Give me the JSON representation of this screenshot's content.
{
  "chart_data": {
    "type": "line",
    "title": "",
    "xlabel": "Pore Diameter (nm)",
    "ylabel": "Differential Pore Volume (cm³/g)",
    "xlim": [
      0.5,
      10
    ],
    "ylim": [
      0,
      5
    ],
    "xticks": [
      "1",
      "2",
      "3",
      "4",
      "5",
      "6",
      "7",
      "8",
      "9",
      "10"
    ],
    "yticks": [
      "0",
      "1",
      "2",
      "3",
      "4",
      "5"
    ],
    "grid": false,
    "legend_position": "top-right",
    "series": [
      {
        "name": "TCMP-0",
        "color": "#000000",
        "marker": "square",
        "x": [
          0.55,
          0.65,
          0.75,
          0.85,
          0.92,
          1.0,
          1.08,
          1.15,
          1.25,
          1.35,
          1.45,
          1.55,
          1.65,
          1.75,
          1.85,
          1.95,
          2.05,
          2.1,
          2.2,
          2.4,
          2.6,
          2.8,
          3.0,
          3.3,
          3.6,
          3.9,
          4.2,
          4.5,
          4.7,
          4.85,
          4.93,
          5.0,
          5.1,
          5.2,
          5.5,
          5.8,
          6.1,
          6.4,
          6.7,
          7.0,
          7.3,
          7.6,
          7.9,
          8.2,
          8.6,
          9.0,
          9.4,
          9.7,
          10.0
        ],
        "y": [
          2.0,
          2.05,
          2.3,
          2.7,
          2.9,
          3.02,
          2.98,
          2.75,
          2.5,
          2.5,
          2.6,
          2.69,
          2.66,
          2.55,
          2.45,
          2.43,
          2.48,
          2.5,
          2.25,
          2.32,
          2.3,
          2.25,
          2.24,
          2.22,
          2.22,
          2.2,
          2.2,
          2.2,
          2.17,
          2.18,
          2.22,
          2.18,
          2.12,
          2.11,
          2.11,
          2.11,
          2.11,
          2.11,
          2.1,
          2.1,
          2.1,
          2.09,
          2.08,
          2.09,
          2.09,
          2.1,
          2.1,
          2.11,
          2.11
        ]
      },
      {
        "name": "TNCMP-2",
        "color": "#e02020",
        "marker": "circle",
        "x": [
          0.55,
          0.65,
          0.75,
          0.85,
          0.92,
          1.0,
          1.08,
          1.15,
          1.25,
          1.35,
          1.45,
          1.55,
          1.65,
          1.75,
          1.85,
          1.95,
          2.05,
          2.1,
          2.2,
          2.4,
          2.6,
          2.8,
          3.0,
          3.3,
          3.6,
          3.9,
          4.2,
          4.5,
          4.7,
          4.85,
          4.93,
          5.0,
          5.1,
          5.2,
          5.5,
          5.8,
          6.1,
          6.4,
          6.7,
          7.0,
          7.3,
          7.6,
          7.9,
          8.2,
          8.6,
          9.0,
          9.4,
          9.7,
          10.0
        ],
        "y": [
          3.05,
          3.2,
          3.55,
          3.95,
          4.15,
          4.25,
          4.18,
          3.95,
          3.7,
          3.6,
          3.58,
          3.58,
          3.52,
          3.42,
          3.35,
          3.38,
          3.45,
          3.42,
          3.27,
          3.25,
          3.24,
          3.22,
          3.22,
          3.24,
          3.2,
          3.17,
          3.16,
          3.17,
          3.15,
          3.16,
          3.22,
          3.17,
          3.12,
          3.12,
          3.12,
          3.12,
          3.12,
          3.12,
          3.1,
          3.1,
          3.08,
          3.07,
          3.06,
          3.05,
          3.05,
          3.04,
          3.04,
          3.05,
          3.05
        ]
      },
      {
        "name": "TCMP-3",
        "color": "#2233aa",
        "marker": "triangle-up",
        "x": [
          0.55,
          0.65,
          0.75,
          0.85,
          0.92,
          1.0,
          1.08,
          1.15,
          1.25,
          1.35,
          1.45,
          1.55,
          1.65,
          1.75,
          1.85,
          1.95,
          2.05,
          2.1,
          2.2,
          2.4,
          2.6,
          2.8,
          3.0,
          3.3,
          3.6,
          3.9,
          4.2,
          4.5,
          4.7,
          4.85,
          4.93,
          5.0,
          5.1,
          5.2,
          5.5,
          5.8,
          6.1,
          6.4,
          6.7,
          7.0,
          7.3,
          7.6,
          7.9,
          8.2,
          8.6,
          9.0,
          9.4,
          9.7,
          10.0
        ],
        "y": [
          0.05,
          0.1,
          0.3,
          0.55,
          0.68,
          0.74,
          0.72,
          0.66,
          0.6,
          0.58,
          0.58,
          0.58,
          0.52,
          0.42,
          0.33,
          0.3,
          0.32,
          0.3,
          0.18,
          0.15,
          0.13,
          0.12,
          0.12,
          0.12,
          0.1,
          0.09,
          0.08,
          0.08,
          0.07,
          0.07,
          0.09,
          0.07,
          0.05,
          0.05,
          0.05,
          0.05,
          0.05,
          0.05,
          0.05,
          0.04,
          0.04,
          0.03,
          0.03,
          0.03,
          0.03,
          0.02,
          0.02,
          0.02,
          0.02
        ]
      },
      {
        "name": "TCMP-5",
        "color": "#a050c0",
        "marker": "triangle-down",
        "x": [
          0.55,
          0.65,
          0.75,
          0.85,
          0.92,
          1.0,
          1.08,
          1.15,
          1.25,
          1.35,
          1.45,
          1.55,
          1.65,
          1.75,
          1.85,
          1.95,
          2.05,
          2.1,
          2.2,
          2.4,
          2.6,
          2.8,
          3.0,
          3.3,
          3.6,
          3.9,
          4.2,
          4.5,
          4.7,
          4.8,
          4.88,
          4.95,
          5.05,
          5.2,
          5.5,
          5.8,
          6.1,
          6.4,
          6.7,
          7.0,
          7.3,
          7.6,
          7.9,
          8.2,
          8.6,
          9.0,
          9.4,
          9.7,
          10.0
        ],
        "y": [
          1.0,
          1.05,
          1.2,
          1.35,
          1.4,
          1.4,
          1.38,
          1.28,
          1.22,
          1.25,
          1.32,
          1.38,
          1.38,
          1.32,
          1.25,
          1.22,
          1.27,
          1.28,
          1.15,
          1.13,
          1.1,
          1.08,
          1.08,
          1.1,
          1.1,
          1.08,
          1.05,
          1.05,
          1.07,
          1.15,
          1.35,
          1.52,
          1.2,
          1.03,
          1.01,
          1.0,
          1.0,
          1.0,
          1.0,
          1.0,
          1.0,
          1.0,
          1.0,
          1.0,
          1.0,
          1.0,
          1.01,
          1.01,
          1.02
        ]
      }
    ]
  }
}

------------------------------------------------------------------------

• Request: Output each record precisely as given.

• Result of this task:
Give me the JSON representation of this screenshot's content.
{
  "chart_data": {
    "type": "line",
    "title": "",
    "xlabel": "Pore Diameter (nm)",
    "ylabel": "Differential Pore Volume (cm³/g)",
    "xlim": [
      0.5,
      10
    ],
    "ylim": [
      0,
      5
    ],
    "xticks": [
      "1",
      "2",
      "3",
      "4",
      "5",
      "6",
      "7",
      "8",
      "9",
      "10"
    ],
    "yticks": [
      "0",
      "1",
      "2",
      "3",
      "4",
      "5"
    ],
    "grid": false,
    "legend_position": "top-right",
    "series": [
      {
        "name": "TCMP-0",
        "color": "#000000",
        "marker": "square",
        "x": [
          0.55,
          0.65,
          0.75,
          0.85,
          0.92,
          1.0,
          1.08,
          1.15,
          1.25,
          1.35,
          1.45,
          1.55,
          1.65,
          1.75,
          1.85,
          1.95,
          2.05,
          2.1,
          2.2,
          2.4,
          2.6,
          2.8,
          3.0,
          3.3,
          3.6,
          3.9,
          4.2,
          4.5,
          4.7,
          4.85,
          4.93,
          5.0,
          5.1,
          5.2,
          5.5,
          5.8,
          6.1,
          6.4,
          6.7,
          7.0,
          7.3,
          7.6,
          7.9,
          8.2,
          8.6,
          9.0,
          9.4,
          9.7,
          10.0
        ],
        "y": [
          2.0,
          2.05,
          2.3,
          2.7,
          2.9,
          3.02,
          2.98,
          2.75,
          2.5,
          2.5,
          2.6,
          2.69,
          2.66,
          2.55,
          2.45,
          2.43,
          2.48,
          2.5,
          2.25,
          2.32,
          2.3,
          2.25,
          2.24,
          2.22,
          2.22,
          2.2,
          2.2,
          2.2,
          2.17,
          2.18,
          2.22,
          2.18,
          2.12,
          2.11,
          2.11,
          2.11,
          2.11,
          2.11,
          2.1,
          2.1,
          2.1,
          2.09,
          2.08,
          2.09,
          2.09,
          2.1,
          2.1,
          2.11,
          2.11
        ]
      },
      {
        "name": "TNCMP-2",
        "color": "#e02020",
        "marker": "circle",
        "x": [
          0.55,
          0.65,
          0.75,
          0.85,
          0.92,
          1.0,
          1.08,
          1.15,
          1.25,
          1.35,
          1.45,
          1.55,
          1.65,
          1.75,
          1.85,
          1.95,
          2.05,
          2.1,
          2.2,
          2.4,
          2.6,
          2.8,
          3.0,
          3.3,
          3.6,
          3.9,
          4.2,
          4.5,
          4.7,
          4.85,
          4.93,
          5.0,
          5.1,
          5.2,
          5.5,
          5.8,
          6.1,
          6.4,
          6.7,
          7.0,
          7.3,
          7.6,
          7.9,
          8.2,
          8.6,
          9.0,
          9.4,
          9.7,
          10.0
        ],
        "y": [
          3.05,
          3.2,
          3.55,
          3.95,
          4.15,
          4.25,
          4.18,
          3.95,
          3.7,
          3.6,
          3.58,
          3.58,
          3.52,
          3.42,
          3.35,
          3.38,
          3.45,
          3.42,
          3.27,
          3.25,
          3.24,
          3.22,
          3.22,
          3.24,
          3.2,
          3.17,
          3.16,
          3.17,
          3.15,
          3.16,
          3.22,
          3.17,
          3.12,
          3.12,
          3.12,
          3.12,
          3.12,
          3.12,
          3.1,
          3.1,
          3.08,
          3.07,
          3.06,
          3.05,
          3.05,
          3.04,
          3.04,
          3.05,
          3.05
        ]
      },
      {
        "name": "TCMP-3",
        "color": "#2233aa",
        "marker": "triangle-up",
        "x": [
          0.55,
          0.65,
          0.75,
          0.85,
          0.92,
          1.0,
          1.08,
          1.15,
          1.25,
          1.35,
          1.45,
          1.55,
          1.65,
          1.75,
          1.85,
          1.95,
          2.05,
          2.1,
          2.2,
          2.4,
          2.6,
          2.8,
          3.0,
          3.3,
          3.6,
          3.9,
          4.2,
          4.5,
          4.7,
          4.85,
          4.93,
          5.0,
          5.1,
          5.2,
          5.5,
          5.8,
          6.1,
          6.4,
          6.7,
          7.0,
          7.3,
          7.6,
          7.9,
          8.2,
          8.6,
          9.0,
          9.4,
          9.7,
          10.0
        ],
        "y": [
          0.05,
          0.1,
          0.3,
          0.55,
          0.68,
          0.74,
          0.72,
          0.66,
          0.6,
          0.58,
          0.58,
          0.58,
          0.52,
          0.42,
          0.33,
          0.3,
          0.32,
          0.3,
          0.18,
          0.15,
          0.13,
          0.12,
          0.12,
          0.12,
          0.1,
          0.09,
          0.08,
          0.08,
          0.07,
          0.07,
          0.09,
          0.07,
          0.05,
          0.05,
          0.05,
          0.05,
          0.05,
          0.05,
          0.05,
          0.04,
          0.04,
          0.03,
          0.03,
          0.03,
          0.03,
          0.02,
          0.02,
          0.02,
          0.02
        ]
      },
      {
        "name": "TCMP-5",
        "color": "#a050c0",
        "marker": "triangle-down",
        "x": [
          0.55,
          0.65,
          0.75,
          0.85,
          0.92,
          1.0,
          1.08,
          1.15,
          1.25,
          1.35,
          1.45,
          1.55,
          1.65,
          1.75,
          1.85,
          1.95,
          2.05,
          2.1,
          2.2,
          2.4,
          2.6,
          2.8,
          3.0,
          3.3,
          3.6,
          3.9,
          4.2,
          4.5,
          4.7,
          4.8,
          4.88,
          4.95,
          5.05,
          5.2,
          5.5,
          5.8,
          6.1,
          6.4,
          6.7,
          7.0,
          7.3,
          7.6,
          7.9,
          8.2,
          8.6,
          9.0,
          9.4,
          9.7,
          10.0
        ],
        "y": [
          1.0,
          1.05,
          1.2,
          1.35,
          1.4,
          1.4,
          1.38,
          1.28,
          1.22,
          1.25,
          1.32,
          1.38,
          1.38,
          1.32,
          1.25,
          1.22,
          1.27,
          1.28,
          1.15,
          1.13,
          1.1,
          1.08,
          1.08,
          1.1,
          1.1,
          1.08,
          1.05,
          1.05,
          1.07,
          1.15,
          1.35,
          1.52,
          1.2,
          1.03,
          1.01,
          1.0,
          1.0,
          1.0,
          1.0,
          1.0,
          1.0,
          1.0,
          1.0,
          1.0,
          1.0,
          1.0,
          1.01,
          1.01,
          1.02
        ]
      }
    ]
  }
}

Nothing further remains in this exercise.